== Task objective ==
In your copy, leave out the pictures; write out all the data exactly.

== Excerpt from a dataset ==

'''

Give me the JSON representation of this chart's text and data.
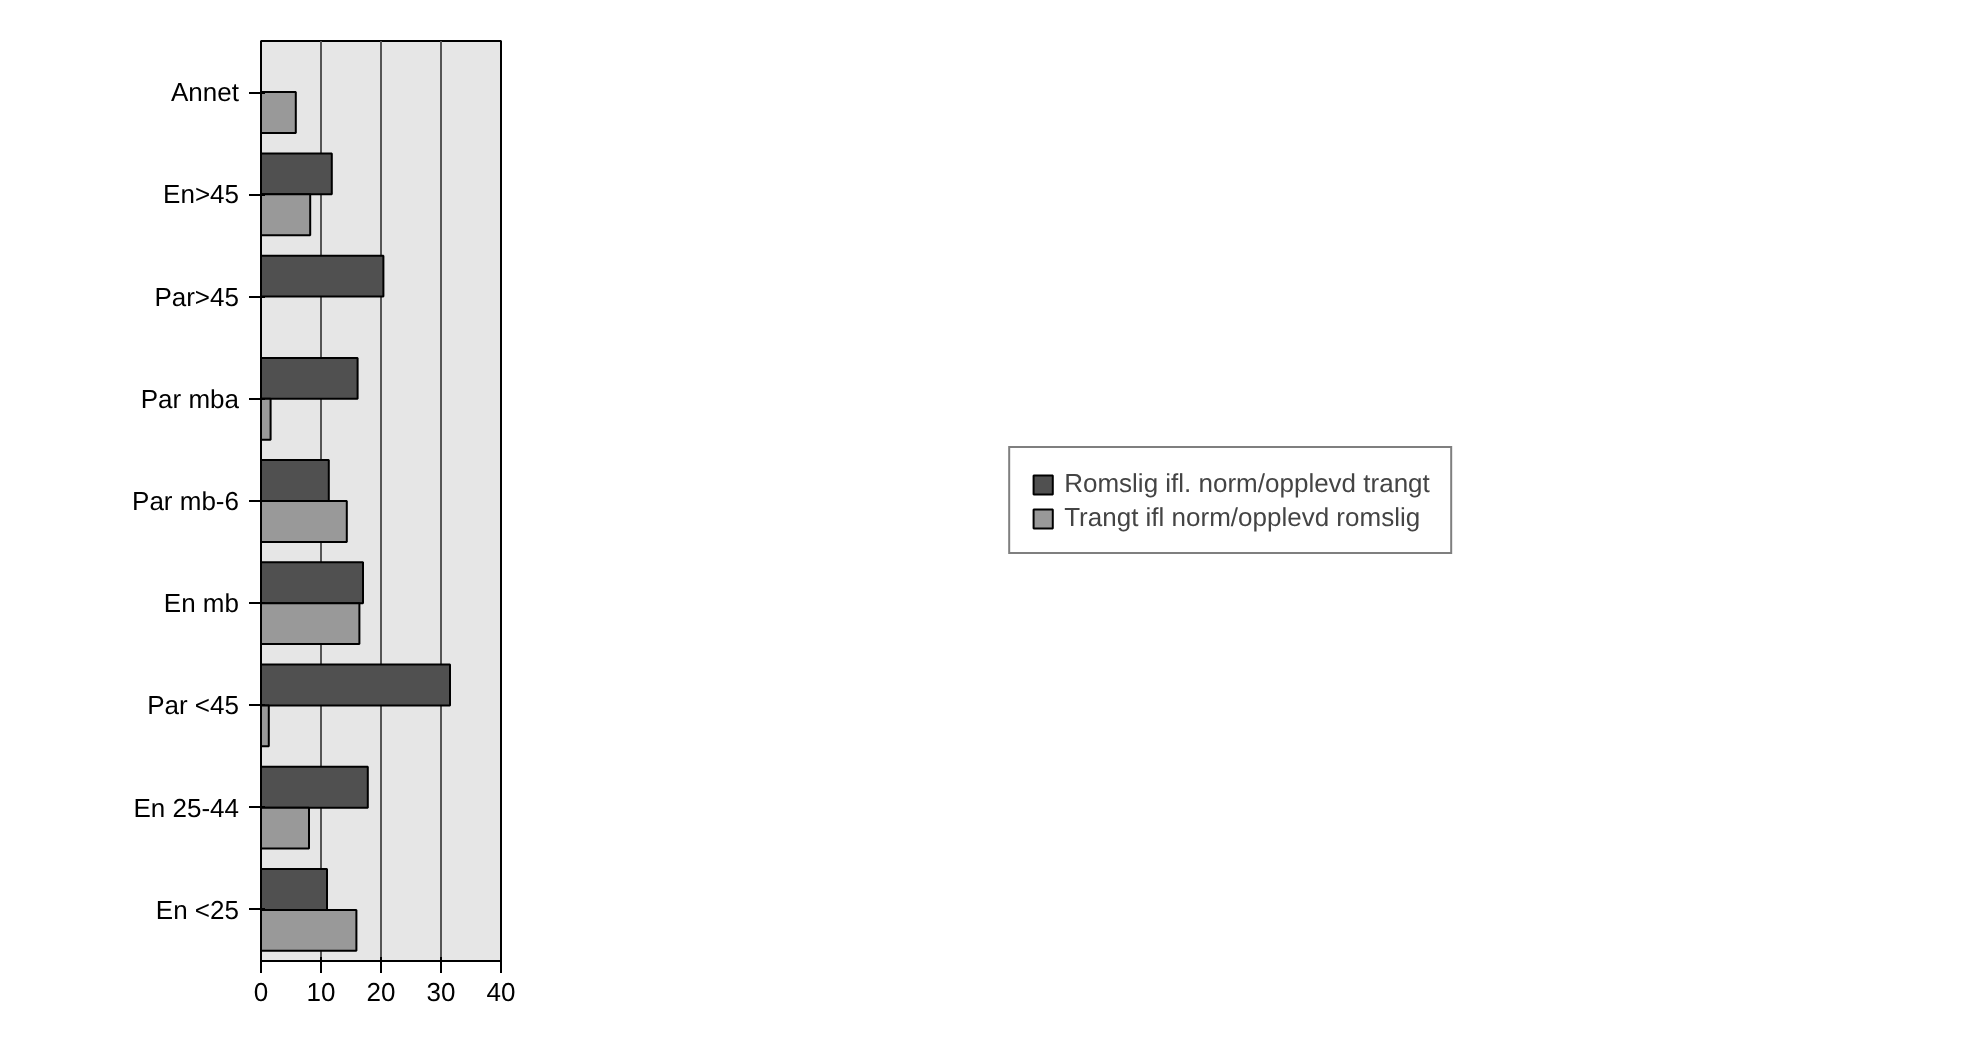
{
  "chart_data": {
    "type": "bar",
    "orientation": "horizontal",
    "categories": [
      "Annet",
      "En>45",
      "Par>45",
      "Par mba",
      "Par mb-6",
      "En mb",
      "Par <45",
      "En 25-44",
      "En <25"
    ],
    "series": [
      {
        "name": "Romslig ifl. norm/opplevd trangt",
        "color": "#505050",
        "values": [
          null,
          11.8,
          20.4,
          16.1,
          11.3,
          17.0,
          31.5,
          17.8,
          11.0
        ]
      },
      {
        "name": "Trangt ifl norm/opplevd romslig",
        "color": "#999999",
        "values": [
          5.8,
          8.2,
          null,
          1.6,
          14.3,
          16.4,
          1.3,
          8.0,
          15.9
        ]
      }
    ],
    "xlim": [
      0,
      40
    ],
    "xticks": [
      0,
      10,
      20,
      30,
      40
    ],
    "grid": "x",
    "legend": "right"
  }
}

'''

== Result of the exercise ==
Give me the JSON representation of this chart's text and data.
{
  "chart_data": {
    "type": "bar",
    "orientation": "horizontal",
    "categories": [
      "Annet",
      "En>45",
      "Par>45",
      "Par mba",
      "Par mb-6",
      "En mb",
      "Par <45",
      "En 25-44",
      "En <25"
    ],
    "series": [
      {
        "name": "Romslig ifl. norm/opplevd trangt",
        "color": "#505050",
        "values": [
          null,
          11.8,
          20.4,
          16.1,
          11.3,
          17.0,
          31.5,
          17.8,
          11.0
        ]
      },
      {
        "name": "Trangt ifl norm/opplevd romslig",
        "color": "#999999",
        "values": [
          5.8,
          8.2,
          null,
          1.6,
          14.3,
          16.4,
          1.3,
          8.0,
          15.9
        ]
      }
    ],
    "xlim": [
      0,
      40
    ],
    "xticks": [
      0,
      10,
      20,
      30,
      40
    ],
    "grid": "x",
    "legend": "right"
  }
}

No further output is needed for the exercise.